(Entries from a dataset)
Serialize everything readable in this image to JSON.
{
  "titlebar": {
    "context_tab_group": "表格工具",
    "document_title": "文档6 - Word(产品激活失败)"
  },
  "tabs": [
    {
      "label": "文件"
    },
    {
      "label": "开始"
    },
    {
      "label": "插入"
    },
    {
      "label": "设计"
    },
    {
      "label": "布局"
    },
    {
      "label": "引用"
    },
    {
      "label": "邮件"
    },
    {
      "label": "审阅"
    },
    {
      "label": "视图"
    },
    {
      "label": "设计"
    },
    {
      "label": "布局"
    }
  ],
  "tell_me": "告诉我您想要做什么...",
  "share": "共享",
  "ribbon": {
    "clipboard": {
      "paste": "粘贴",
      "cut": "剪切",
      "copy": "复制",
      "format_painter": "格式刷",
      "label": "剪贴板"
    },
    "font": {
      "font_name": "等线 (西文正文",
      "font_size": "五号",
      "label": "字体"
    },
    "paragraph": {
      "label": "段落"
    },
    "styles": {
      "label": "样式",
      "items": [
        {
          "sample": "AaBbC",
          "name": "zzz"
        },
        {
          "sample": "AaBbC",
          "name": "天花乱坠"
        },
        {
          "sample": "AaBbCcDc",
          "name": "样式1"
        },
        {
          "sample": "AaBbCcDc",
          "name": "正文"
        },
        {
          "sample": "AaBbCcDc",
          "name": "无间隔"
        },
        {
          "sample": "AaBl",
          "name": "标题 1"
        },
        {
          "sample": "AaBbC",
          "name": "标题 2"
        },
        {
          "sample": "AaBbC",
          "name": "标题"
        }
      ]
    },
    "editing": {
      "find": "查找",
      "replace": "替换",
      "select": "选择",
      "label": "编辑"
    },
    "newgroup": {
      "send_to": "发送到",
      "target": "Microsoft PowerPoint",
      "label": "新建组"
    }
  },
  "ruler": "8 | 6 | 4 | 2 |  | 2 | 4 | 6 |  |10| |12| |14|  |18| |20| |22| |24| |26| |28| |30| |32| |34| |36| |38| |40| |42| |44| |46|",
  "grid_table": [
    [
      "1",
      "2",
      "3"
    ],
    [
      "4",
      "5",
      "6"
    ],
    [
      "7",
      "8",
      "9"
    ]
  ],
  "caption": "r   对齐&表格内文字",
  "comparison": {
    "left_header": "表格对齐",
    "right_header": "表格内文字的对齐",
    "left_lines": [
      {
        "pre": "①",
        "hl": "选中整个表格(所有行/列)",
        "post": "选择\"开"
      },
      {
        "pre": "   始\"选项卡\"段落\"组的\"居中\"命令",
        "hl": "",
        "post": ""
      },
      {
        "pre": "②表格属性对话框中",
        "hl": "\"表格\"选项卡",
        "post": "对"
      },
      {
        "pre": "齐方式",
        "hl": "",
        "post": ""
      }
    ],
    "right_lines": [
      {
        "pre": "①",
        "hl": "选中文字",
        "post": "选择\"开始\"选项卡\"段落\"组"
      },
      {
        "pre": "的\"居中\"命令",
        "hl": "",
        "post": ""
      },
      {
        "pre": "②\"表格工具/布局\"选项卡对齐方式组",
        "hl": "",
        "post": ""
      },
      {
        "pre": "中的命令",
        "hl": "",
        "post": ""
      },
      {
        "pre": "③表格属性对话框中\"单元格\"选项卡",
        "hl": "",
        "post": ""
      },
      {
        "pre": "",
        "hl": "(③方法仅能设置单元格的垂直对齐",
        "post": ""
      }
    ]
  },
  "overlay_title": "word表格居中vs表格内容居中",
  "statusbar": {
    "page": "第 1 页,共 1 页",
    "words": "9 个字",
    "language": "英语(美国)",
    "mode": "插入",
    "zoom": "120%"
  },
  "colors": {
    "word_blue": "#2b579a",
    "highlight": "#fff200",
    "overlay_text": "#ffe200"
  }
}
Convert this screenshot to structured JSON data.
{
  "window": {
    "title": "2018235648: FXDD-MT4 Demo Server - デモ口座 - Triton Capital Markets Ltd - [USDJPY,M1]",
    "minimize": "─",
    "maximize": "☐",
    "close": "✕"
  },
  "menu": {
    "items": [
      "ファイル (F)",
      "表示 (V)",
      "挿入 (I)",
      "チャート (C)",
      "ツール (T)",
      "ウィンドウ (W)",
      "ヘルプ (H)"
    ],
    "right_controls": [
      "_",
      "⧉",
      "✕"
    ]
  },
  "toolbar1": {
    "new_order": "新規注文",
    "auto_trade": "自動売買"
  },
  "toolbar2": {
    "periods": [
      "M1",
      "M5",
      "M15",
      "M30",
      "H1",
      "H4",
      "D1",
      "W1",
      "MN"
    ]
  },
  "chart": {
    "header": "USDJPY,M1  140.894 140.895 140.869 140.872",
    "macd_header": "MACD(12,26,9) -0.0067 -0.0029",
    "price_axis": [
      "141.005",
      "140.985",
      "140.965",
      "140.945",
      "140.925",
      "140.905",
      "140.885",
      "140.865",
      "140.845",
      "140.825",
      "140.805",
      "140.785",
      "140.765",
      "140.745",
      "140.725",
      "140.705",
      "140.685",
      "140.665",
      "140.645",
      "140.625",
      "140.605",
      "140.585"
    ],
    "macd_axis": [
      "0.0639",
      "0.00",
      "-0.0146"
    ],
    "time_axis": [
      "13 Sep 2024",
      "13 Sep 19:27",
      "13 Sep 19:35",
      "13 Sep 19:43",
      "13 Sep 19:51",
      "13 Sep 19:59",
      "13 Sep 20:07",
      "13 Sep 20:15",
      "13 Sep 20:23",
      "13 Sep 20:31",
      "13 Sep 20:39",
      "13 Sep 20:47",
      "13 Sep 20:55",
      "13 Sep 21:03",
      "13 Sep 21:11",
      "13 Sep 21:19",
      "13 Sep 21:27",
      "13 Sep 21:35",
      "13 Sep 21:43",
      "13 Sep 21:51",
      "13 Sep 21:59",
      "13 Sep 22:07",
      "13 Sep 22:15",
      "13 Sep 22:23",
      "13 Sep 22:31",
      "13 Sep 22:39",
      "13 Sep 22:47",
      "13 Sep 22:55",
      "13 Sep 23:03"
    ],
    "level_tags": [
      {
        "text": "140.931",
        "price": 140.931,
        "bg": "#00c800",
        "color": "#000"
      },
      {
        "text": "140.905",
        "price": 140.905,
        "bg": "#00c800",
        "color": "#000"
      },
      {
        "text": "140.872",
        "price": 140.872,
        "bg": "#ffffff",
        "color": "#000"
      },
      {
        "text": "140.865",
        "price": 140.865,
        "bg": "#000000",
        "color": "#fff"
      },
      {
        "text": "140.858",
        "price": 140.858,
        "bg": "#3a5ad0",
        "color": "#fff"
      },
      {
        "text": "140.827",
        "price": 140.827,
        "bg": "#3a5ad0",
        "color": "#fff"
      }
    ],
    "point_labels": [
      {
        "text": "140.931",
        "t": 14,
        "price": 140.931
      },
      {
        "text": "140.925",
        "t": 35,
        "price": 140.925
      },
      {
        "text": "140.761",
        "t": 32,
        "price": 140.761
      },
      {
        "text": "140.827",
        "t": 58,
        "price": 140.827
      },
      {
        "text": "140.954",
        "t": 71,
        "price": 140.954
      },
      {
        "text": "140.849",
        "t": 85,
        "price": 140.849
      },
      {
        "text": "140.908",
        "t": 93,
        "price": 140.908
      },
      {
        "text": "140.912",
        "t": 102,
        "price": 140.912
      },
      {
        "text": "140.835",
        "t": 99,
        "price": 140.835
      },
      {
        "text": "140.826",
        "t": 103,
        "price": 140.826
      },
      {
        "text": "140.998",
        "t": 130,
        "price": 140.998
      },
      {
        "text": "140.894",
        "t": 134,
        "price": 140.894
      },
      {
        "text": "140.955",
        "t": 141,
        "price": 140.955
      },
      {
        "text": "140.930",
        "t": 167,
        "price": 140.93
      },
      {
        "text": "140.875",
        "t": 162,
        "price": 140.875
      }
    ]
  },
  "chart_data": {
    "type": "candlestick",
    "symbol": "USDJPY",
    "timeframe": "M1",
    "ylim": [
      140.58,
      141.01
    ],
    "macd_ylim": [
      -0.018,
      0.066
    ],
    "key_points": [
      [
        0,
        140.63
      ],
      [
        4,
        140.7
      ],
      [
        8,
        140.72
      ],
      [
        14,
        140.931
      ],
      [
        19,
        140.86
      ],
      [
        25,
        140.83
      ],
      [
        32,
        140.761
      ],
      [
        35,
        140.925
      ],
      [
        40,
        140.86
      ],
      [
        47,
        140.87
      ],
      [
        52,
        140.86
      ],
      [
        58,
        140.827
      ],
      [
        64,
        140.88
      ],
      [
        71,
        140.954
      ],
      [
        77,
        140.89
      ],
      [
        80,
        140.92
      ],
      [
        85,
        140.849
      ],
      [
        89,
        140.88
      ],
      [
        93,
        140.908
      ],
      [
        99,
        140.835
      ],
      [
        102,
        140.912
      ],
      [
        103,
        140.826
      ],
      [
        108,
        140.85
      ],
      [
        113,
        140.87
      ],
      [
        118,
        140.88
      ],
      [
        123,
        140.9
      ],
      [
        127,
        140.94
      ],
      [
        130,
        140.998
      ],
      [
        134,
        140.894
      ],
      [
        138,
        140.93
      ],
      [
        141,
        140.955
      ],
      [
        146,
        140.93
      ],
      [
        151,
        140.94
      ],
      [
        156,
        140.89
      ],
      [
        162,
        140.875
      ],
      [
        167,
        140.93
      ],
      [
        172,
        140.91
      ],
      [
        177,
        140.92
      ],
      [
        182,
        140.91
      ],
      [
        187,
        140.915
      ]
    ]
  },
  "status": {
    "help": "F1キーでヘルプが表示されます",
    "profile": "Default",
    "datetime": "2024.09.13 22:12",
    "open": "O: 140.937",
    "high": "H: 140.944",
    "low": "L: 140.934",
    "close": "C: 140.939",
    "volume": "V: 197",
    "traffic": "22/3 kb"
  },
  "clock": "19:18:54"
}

** Problem requirements **
Locate the string "JSON" in the listing above and copy every line where it occurs.

** Exercise answer **
Serialize everything readable in this image to JSON.
Convert this screenshot to structured JSON data.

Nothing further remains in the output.